> **EXERCISE REQUIREMENTS**
Please report every line from the material that contains the word "browser".

Extracted records
>>>

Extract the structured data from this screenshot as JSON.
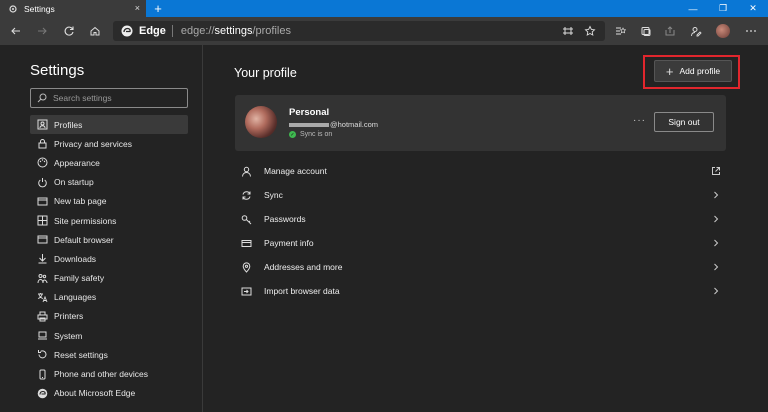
{
  "browser": {
    "tab_title": "Settings",
    "tab_close": "×",
    "new_tab": "+",
    "window_controls": [
      "—",
      "❐",
      "✕"
    ],
    "address": {
      "brand": "Edge",
      "url_prefix": "edge://",
      "url_main": "settings",
      "url_suffix": "/profiles"
    }
  },
  "sidebar": {
    "title": "Settings",
    "search_placeholder": "Search settings",
    "items": [
      {
        "label": "Profiles",
        "icon": "profile-icon",
        "active": true
      },
      {
        "label": "Privacy and services",
        "icon": "lock-icon"
      },
      {
        "label": "Appearance",
        "icon": "palette-icon"
      },
      {
        "label": "On startup",
        "icon": "power-icon"
      },
      {
        "label": "New tab page",
        "icon": "new-tab-icon"
      },
      {
        "label": "Site permissions",
        "icon": "grid-icon"
      },
      {
        "label": "Default browser",
        "icon": "browser-icon"
      },
      {
        "label": "Downloads",
        "icon": "download-icon"
      },
      {
        "label": "Family safety",
        "icon": "family-icon"
      },
      {
        "label": "Languages",
        "icon": "language-icon"
      },
      {
        "label": "Printers",
        "icon": "printer-icon"
      },
      {
        "label": "System",
        "icon": "system-icon"
      },
      {
        "label": "Reset settings",
        "icon": "reset-icon"
      },
      {
        "label": "Phone and other devices",
        "icon": "phone-icon"
      },
      {
        "label": "About Microsoft Edge",
        "icon": "edge-icon"
      }
    ]
  },
  "main": {
    "title": "Your profile",
    "add_profile": "Add profile",
    "profile": {
      "name": "Personal",
      "email_suffix": "@hotmail.com",
      "sync_status": "Sync is on",
      "more": "···",
      "sign_out": "Sign out"
    },
    "rows": [
      {
        "label": "Manage account",
        "icon": "person-icon",
        "trail": "external-link-icon"
      },
      {
        "label": "Sync",
        "icon": "sync-icon",
        "trail": "chevron-right-icon"
      },
      {
        "label": "Passwords",
        "icon": "key-icon",
        "trail": "chevron-right-icon"
      },
      {
        "label": "Payment info",
        "icon": "card-icon",
        "trail": "chevron-right-icon"
      },
      {
        "label": "Addresses and more",
        "icon": "location-icon",
        "trail": "chevron-right-icon"
      },
      {
        "label": "Import browser data",
        "icon": "import-icon",
        "trail": "chevron-right-icon"
      }
    ]
  },
  "colors": {
    "accent_bar": "#0a77d5",
    "highlight": "#e1262d",
    "sync_green": "#3fb950"
  }
}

<<<

> **TASK RESPONSE**
  "browser": {
        "label": "Default browser",
        "icon": "browser-icon"
        "label": "Import browser data",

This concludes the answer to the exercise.